**Short exercise**.
Pull every line that holds the word "измерений" from the entries.

Stored records:

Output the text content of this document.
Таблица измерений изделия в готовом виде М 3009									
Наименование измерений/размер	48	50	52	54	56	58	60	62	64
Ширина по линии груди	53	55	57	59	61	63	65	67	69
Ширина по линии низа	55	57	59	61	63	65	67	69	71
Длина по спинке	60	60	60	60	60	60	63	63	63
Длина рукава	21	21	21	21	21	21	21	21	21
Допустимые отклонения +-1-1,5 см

**Answer for this exercise**.
Таблица измерений изделия в готовом виде М 3009									
Наименование измерений/размер	48	50	52	54	56	58	60	62	64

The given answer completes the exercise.